• **EXERCISE PROMPT**: Among the records below, find each line that includes the string "不符合题意" and copy it.

• **Items listed in a dataset**:

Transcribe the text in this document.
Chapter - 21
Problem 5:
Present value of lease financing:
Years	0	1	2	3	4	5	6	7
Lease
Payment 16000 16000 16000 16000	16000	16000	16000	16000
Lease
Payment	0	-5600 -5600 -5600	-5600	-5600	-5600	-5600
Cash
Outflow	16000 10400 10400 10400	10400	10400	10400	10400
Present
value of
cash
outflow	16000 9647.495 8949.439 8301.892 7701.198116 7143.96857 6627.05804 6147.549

...

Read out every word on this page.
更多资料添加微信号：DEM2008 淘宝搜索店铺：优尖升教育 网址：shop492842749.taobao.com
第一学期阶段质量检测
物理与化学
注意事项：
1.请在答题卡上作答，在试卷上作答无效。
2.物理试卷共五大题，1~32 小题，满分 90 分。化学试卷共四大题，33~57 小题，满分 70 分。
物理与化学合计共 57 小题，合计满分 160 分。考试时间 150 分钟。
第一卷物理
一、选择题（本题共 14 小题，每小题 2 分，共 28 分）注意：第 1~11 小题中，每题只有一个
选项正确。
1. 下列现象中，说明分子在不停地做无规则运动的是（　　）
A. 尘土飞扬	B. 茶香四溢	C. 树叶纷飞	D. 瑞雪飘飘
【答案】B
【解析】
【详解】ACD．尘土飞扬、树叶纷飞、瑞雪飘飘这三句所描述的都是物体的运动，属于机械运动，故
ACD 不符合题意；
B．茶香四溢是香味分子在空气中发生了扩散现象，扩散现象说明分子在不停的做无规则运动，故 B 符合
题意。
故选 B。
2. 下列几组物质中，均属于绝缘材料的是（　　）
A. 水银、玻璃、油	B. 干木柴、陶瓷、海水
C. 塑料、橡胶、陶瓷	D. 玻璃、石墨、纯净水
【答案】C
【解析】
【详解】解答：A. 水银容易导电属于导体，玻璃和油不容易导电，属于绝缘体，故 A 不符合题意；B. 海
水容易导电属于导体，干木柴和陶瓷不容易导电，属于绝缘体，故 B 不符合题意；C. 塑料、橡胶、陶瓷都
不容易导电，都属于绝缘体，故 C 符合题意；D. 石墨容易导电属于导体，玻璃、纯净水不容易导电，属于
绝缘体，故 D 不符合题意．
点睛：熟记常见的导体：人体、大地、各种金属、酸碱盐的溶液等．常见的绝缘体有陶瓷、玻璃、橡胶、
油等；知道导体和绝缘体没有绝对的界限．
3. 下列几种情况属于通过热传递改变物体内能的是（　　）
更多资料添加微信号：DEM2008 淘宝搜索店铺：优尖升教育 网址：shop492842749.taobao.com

• **TASK SOLUTION**:
ACD 不符合题意；
【详解】解答：A. 水银容易导电属于导体，玻璃和油不容易导电，属于绝缘体，故 A 不符合题意；B. 海
水容易导电属于导体，干木柴和陶瓷不容易导电，属于绝缘体，故 B 不符合题意；C. 塑料、橡胶、陶瓷都
绝缘体，故 D 不符合题意．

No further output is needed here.